- Records for processing:
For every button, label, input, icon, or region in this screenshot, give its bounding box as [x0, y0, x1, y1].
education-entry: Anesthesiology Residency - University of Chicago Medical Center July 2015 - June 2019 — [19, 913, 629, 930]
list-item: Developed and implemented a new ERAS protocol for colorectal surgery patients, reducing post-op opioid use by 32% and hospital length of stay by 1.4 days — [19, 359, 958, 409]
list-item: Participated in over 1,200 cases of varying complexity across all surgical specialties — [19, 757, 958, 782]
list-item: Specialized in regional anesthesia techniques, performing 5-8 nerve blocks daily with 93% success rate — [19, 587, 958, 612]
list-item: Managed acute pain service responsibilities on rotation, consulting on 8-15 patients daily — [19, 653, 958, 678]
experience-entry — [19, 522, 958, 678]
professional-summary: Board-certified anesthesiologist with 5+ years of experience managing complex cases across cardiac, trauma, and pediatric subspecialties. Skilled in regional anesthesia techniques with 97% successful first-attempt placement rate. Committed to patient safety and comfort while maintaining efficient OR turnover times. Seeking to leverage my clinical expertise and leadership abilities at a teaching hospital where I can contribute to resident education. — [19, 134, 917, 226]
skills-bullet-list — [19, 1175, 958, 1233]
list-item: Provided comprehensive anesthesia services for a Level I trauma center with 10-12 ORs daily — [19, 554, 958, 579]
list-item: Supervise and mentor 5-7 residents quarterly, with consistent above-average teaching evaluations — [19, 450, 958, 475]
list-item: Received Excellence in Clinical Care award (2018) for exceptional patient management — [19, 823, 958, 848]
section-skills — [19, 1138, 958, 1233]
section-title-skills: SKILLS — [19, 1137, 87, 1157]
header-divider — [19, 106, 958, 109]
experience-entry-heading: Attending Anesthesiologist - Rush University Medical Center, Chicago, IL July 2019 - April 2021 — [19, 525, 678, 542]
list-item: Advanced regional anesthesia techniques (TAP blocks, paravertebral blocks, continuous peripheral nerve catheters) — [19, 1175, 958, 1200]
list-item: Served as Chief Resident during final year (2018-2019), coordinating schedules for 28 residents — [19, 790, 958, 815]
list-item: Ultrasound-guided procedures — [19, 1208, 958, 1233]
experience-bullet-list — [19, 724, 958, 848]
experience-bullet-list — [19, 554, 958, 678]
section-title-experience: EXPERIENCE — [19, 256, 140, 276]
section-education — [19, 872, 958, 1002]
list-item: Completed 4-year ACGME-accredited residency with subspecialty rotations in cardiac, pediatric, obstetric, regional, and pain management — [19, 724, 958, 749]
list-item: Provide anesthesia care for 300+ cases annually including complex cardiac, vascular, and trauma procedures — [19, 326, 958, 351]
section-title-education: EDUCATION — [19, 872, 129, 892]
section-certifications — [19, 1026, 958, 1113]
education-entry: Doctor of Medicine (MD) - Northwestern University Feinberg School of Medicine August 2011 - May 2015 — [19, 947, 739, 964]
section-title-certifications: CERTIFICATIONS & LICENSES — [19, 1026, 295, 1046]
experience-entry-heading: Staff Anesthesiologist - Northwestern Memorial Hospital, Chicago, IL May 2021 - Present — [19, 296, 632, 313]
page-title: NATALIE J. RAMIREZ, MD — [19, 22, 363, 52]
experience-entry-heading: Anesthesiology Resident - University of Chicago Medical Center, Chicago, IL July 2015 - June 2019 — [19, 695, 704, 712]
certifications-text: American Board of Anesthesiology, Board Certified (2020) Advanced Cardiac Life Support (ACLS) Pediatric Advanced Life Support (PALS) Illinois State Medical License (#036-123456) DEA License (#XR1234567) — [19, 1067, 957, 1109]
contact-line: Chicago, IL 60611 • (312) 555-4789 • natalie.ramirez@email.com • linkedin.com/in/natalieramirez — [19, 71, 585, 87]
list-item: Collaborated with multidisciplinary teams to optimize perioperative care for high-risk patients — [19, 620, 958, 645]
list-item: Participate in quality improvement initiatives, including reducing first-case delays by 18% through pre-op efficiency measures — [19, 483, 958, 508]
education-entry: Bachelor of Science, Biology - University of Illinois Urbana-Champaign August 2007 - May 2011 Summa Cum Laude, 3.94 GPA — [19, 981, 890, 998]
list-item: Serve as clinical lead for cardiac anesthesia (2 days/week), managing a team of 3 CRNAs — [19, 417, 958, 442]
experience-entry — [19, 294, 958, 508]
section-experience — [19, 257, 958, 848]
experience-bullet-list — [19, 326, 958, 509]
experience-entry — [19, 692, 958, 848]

- What you are asked to do:
Your task is to reproduce the full listing exactly.

- Response for this exercise:
For every button, label, input, icon, or region in this screenshot, give its bounding box as [x0, y0, x1, y1].
education-entry: Anesthesiology Residency - University of Chicago Medical Center July 2015 - June 2019 — [19, 913, 629, 930]
list-item: Developed and implemented a new ERAS protocol for colorectal surgery patients, reducing post-op opioid use by 32% and hospital length of stay by 1.4 days — [19, 359, 958, 409]
list-item: Participated in over 1,200 cases of varying complexity across all surgical specialties — [19, 757, 958, 782]
list-item: Specialized in regional anesthesia techniques, performing 5-8 nerve blocks daily with 93% success rate — [19, 587, 958, 612]
list-item: Managed acute pain service responsibilities on rotation, consulting on 8-15 patients daily — [19, 653, 958, 678]
experience-entry — [19, 522, 958, 678]
professional-summary: Board-certified anesthesiologist with 5+ years of experience managing complex cases across cardiac, trauma, and pediatric subspecialties. Skilled in regional anesthesia techniques with 97% successful first-attempt placement rate. Committed to patient safety and comfort while maintaining efficient OR turnover times. Seeking to leverage my clinical expertise and leadership abilities at a teaching hospital where I can contribute to resident education. — [19, 134, 917, 226]
skills-bullet-list — [19, 1175, 958, 1233]
list-item: Provided comprehensive anesthesia services for a Level I trauma center with 10-12 ORs daily — [19, 554, 958, 579]
list-item: Supervise and mentor 5-7 residents quarterly, with consistent above-average teaching evaluations — [19, 450, 958, 475]
list-item: Received Excellence in Clinical Care award (2018) for exceptional patient management — [19, 823, 958, 848]
section-skills — [19, 1138, 958, 1233]
section-title-skills: SKILLS — [19, 1137, 87, 1157]
header-divider — [19, 106, 958, 109]
experience-entry-heading: Attending Anesthesiologist - Rush University Medical Center, Chicago, IL July 2019 - April 2021 — [19, 525, 678, 542]
list-item: Advanced regional anesthesia techniques (TAP blocks, paravertebral blocks, continuous peripheral nerve catheters) — [19, 1175, 958, 1200]
list-item: Served as Chief Resident during final year (2018-2019), coordinating schedules for 28 residents — [19, 790, 958, 815]
list-item: Ultrasound-guided procedures — [19, 1208, 958, 1233]
experience-bullet-list — [19, 724, 958, 848]
experience-bullet-list — [19, 554, 958, 678]
section-title-experience: EXPERIENCE — [19, 256, 140, 276]
section-education — [19, 872, 958, 1002]
list-item: Completed 4-year ACGME-accredited residency with subspecialty rotations in cardiac, pediatric, obstetric, regional, and pain management — [19, 724, 958, 749]
list-item: Provide anesthesia care for 300+ cases annually including complex cardiac, vascular, and trauma procedures — [19, 326, 958, 351]
section-title-education: EDUCATION — [19, 872, 129, 892]
section-certifications — [19, 1026, 958, 1113]
education-entry: Doctor of Medicine (MD) - Northwestern University Feinberg School of Medicine August 2011 - May 2015 — [19, 947, 739, 964]
section-title-certifications: CERTIFICATIONS & LICENSES — [19, 1026, 295, 1046]
experience-entry-heading: Staff Anesthesiologist - Northwestern Memorial Hospital, Chicago, IL May 2021 - Present — [19, 296, 632, 313]
page-title: NATALIE J. RAMIREZ, MD — [19, 22, 363, 52]
experience-entry-heading: Anesthesiology Resident - University of Chicago Medical Center, Chicago, IL July 2015 - June 2019 — [19, 695, 704, 712]
certifications-text: American Board of Anesthesiology, Board Certified (2020) Advanced Cardiac Life Support (ACLS) Pediatric Advanced Life Support (PALS) Illinois State Medical License (#036-123456) DEA License (#XR1234567) — [19, 1067, 957, 1109]
contact-line: Chicago, IL 60611 • (312) 555-4789 • natalie.ramirez@email.com • linkedin.com/in/natalieramirez — [19, 71, 585, 87]
list-item: Collaborated with multidisciplinary teams to optimize perioperative care for high-risk patients — [19, 620, 958, 645]
list-item: Participate in quality improvement initiatives, including reducing first-case delays by 18% through pre-op efficiency measures — [19, 483, 958, 508]
education-entry: Bachelor of Science, Biology - University of Illinois Urbana-Champaign August 2007 - May 2011 Summa Cum Laude, 3.94 GPA — [19, 981, 890, 998]
list-item: Serve as clinical lead for cardiac anesthesia (2 days/week), managing a team of 3 CRNAs — [19, 417, 958, 442]
experience-entry — [19, 294, 958, 508]
section-experience — [19, 257, 958, 848]
experience-bullet-list — [19, 326, 958, 509]
experience-entry — [19, 692, 958, 848]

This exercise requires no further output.